→ Objective:
Exactly as written, retype the listing below, omitting the pictures.

→ Material for the task:
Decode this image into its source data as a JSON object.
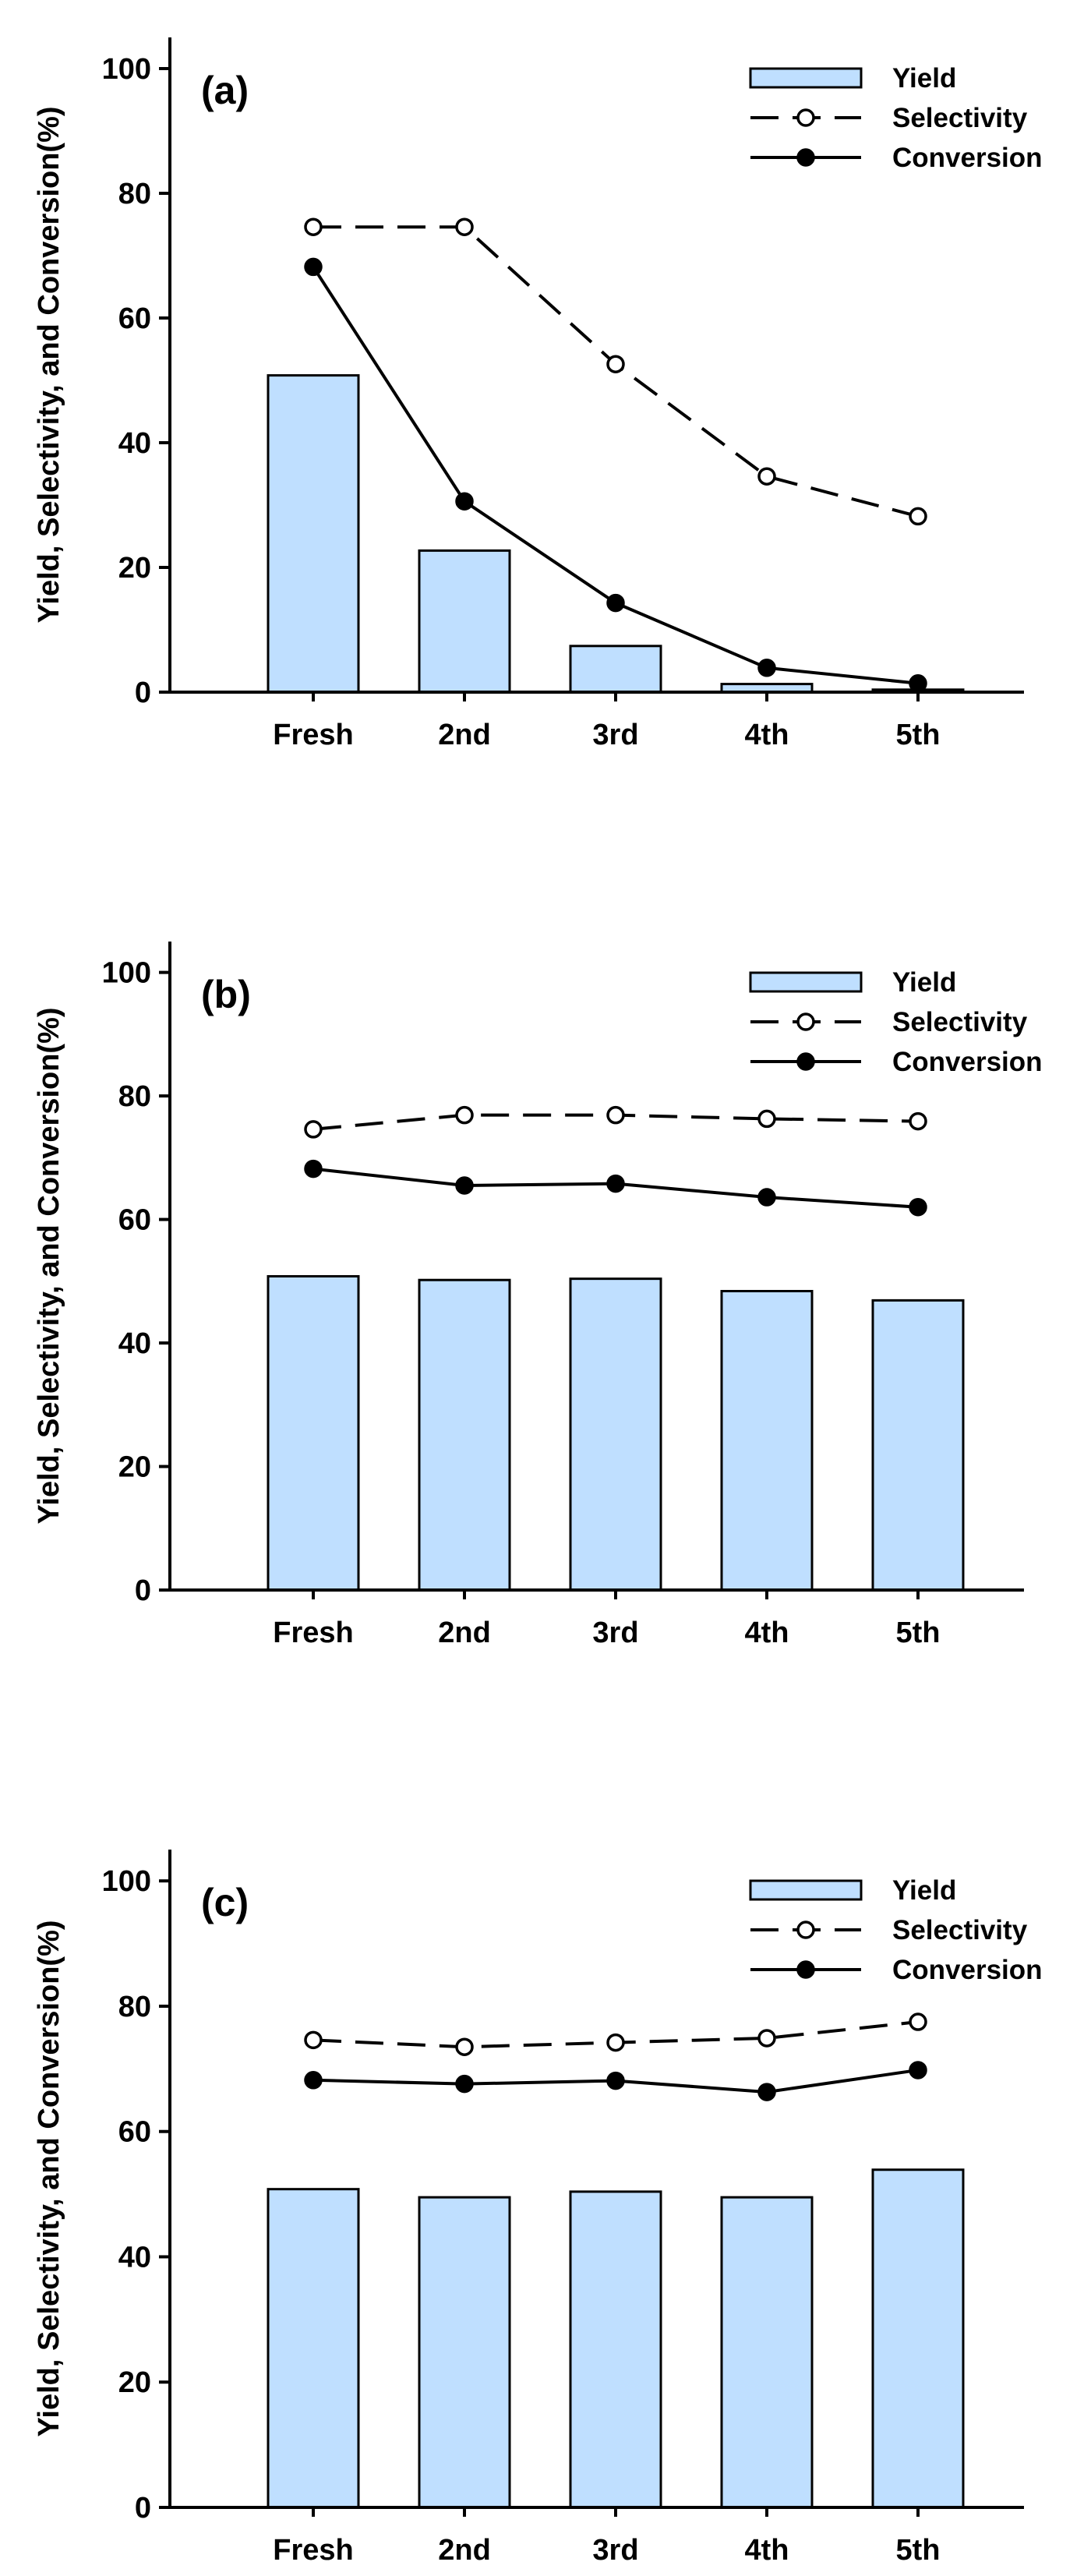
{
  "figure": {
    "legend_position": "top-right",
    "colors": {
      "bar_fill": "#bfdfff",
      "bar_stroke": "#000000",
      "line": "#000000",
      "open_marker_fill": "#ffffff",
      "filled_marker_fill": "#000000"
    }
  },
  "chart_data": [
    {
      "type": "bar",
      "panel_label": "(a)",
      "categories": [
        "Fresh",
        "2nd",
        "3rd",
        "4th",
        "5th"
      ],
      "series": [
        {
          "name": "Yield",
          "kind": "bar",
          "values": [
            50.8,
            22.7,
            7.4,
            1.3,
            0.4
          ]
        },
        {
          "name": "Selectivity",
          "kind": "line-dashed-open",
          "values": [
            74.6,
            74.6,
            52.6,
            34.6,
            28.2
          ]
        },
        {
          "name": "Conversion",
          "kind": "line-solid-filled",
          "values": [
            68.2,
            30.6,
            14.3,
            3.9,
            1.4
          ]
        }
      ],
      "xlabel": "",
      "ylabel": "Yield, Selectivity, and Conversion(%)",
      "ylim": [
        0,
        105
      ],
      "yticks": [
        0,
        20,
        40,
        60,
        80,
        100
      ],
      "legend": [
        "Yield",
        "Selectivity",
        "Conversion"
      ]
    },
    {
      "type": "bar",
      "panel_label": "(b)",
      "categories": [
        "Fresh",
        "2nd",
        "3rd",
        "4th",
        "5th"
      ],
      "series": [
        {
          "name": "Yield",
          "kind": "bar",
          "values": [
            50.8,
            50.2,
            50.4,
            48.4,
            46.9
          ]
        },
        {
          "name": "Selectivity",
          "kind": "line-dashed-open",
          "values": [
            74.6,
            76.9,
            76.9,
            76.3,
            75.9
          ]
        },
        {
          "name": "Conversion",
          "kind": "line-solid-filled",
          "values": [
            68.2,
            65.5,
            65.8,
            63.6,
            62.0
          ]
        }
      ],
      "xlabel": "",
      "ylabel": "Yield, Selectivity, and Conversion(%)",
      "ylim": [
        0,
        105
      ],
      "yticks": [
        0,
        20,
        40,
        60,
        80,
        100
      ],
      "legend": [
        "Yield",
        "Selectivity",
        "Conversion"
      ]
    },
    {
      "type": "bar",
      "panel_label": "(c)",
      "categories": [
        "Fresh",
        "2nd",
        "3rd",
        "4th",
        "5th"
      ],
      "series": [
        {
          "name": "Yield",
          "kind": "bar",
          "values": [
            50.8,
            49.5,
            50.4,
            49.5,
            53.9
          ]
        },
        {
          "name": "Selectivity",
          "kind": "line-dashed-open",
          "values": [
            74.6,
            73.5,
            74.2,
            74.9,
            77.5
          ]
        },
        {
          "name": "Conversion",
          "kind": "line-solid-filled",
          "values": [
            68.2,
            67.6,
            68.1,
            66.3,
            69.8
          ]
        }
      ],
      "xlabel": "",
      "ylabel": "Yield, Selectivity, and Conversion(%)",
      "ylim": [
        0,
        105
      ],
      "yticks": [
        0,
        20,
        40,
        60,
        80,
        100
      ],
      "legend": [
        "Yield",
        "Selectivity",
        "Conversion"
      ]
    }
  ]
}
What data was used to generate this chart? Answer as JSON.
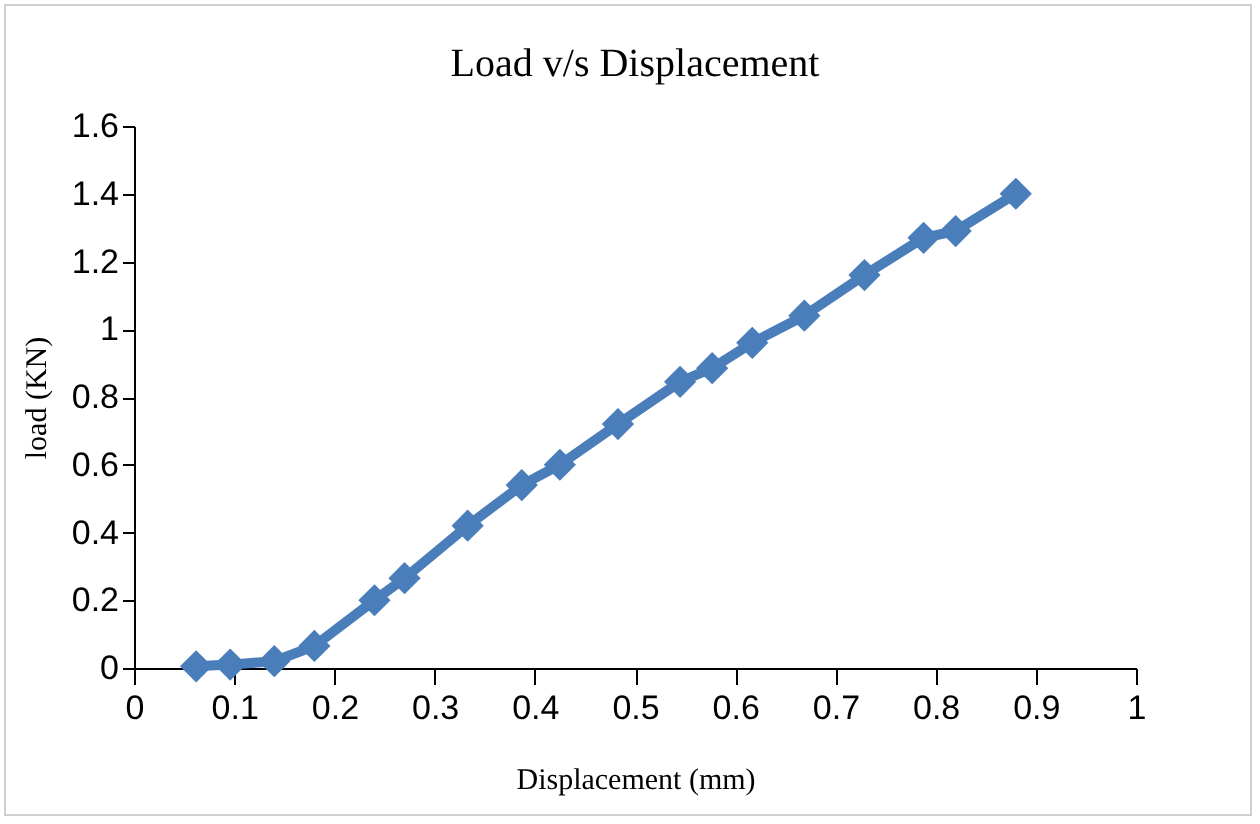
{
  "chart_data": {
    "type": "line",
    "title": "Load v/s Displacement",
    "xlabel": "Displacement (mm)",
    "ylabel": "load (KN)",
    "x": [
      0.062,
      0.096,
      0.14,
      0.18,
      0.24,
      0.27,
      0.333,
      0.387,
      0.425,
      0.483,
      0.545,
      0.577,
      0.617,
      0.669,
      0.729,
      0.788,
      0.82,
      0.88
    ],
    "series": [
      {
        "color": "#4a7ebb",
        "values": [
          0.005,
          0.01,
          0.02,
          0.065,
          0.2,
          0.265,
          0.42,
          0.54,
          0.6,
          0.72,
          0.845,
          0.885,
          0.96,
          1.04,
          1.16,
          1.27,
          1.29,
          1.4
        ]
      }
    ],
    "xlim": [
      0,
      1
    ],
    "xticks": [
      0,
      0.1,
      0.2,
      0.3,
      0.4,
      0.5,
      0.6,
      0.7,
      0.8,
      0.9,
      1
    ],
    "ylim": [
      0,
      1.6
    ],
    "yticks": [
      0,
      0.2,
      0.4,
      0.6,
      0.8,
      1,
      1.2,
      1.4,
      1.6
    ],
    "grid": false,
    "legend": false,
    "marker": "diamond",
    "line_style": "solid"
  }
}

→ Response:
Decode this image into its source data as a JSON object.
{
  "figure": {
    "legend_position": "top-right",
    "colors": {
      "bar_fill": "#bfdfff",
      "bar_stroke": "#000000",
      "line": "#000000",
      "open_marker_fill": "#ffffff",
      "filled_marker_fill": "#000000"
    }
  },
  "chart_data": [
    {
      "type": "bar",
      "panel_label": "(a)",
      "categories": [
        "Fresh",
        "2nd",
        "3rd",
        "4th",
        "5th"
      ],
      "series": [
        {
          "name": "Yield",
          "kind": "bar",
          "values": [
            50.8,
            22.7,
            7.4,
            1.3,
            0.4
          ]
        },
        {
          "name": "Selectivity",
          "kind": "line-dashed-open",
          "values": [
            74.6,
            74.6,
            52.6,
            34.6,
            28.2
          ]
        },
        {
          "name": "Conversion",
          "kind": "line-solid-filled",
          "values": [
            68.2,
            30.6,
            14.3,
            3.9,
            1.4
          ]
        }
      ],
      "xlabel": "",
      "ylabel": "Yield, Selectivity, and Conversion(%)",
      "ylim": [
        0,
        105
      ],
      "yticks": [
        0,
        20,
        40,
        60,
        80,
        100
      ],
      "legend": [
        "Yield",
        "Selectivity",
        "Conversion"
      ]
    },
    {
      "type": "bar",
      "panel_label": "(b)",
      "categories": [
        "Fresh",
        "2nd",
        "3rd",
        "4th",
        "5th"
      ],
      "series": [
        {
          "name": "Yield",
          "kind": "bar",
          "values": [
            50.8,
            50.2,
            50.4,
            48.4,
            46.9
          ]
        },
        {
          "name": "Selectivity",
          "kind": "line-dashed-open",
          "values": [
            74.6,
            76.9,
            76.9,
            76.3,
            75.9
          ]
        },
        {
          "name": "Conversion",
          "kind": "line-solid-filled",
          "values": [
            68.2,
            65.5,
            65.8,
            63.6,
            62.0
          ]
        }
      ],
      "xlabel": "",
      "ylabel": "Yield, Selectivity, and Conversion(%)",
      "ylim": [
        0,
        105
      ],
      "yticks": [
        0,
        20,
        40,
        60,
        80,
        100
      ],
      "legend": [
        "Yield",
        "Selectivity",
        "Conversion"
      ]
    },
    {
      "type": "bar",
      "panel_label": "(c)",
      "categories": [
        "Fresh",
        "2nd",
        "3rd",
        "4th",
        "5th"
      ],
      "series": [
        {
          "name": "Yield",
          "kind": "bar",
          "values": [
            50.8,
            49.5,
            50.4,
            49.5,
            53.9
          ]
        },
        {
          "name": "Selectivity",
          "kind": "line-dashed-open",
          "values": [
            74.6,
            73.5,
            74.2,
            74.9,
            77.5
          ]
        },
        {
          "name": "Conversion",
          "kind": "line-solid-filled",
          "values": [
            68.2,
            67.6,
            68.1,
            66.3,
            69.8
          ]
        }
      ],
      "xlabel": "",
      "ylabel": "Yield, Selectivity, and Conversion(%)",
      "ylim": [
        0,
        105
      ],
      "yticks": [
        0,
        20,
        40,
        60,
        80,
        100
      ],
      "legend": [
        "Yield",
        "Selectivity",
        "Conversion"
      ]
    }
  ]
}
What data was used to generate this chart? Answer as JSON.
{
  "chart_data": {
    "type": "line",
    "title": "Load v/s Displacement",
    "xlabel": "Displacement (mm)",
    "ylabel": "load (KN)",
    "x": [
      0.062,
      0.096,
      0.14,
      0.18,
      0.24,
      0.27,
      0.333,
      0.387,
      0.425,
      0.483,
      0.545,
      0.577,
      0.617,
      0.669,
      0.729,
      0.788,
      0.82,
      0.88
    ],
    "series": [
      {
        "color": "#4a7ebb",
        "values": [
          0.005,
          0.01,
          0.02,
          0.065,
          0.2,
          0.265,
          0.42,
          0.54,
          0.6,
          0.72,
          0.845,
          0.885,
          0.96,
          1.04,
          1.16,
          1.27,
          1.29,
          1.4
        ]
      }
    ],
    "xlim": [
      0,
      1
    ],
    "xticks": [
      0,
      0.1,
      0.2,
      0.3,
      0.4,
      0.5,
      0.6,
      0.7,
      0.8,
      0.9,
      1
    ],
    "ylim": [
      0,
      1.6
    ],
    "yticks": [
      0,
      0.2,
      0.4,
      0.6,
      0.8,
      1,
      1.2,
      1.4,
      1.6
    ],
    "grid": false,
    "legend": false,
    "marker": "diamond",
    "line_style": "solid"
  }
}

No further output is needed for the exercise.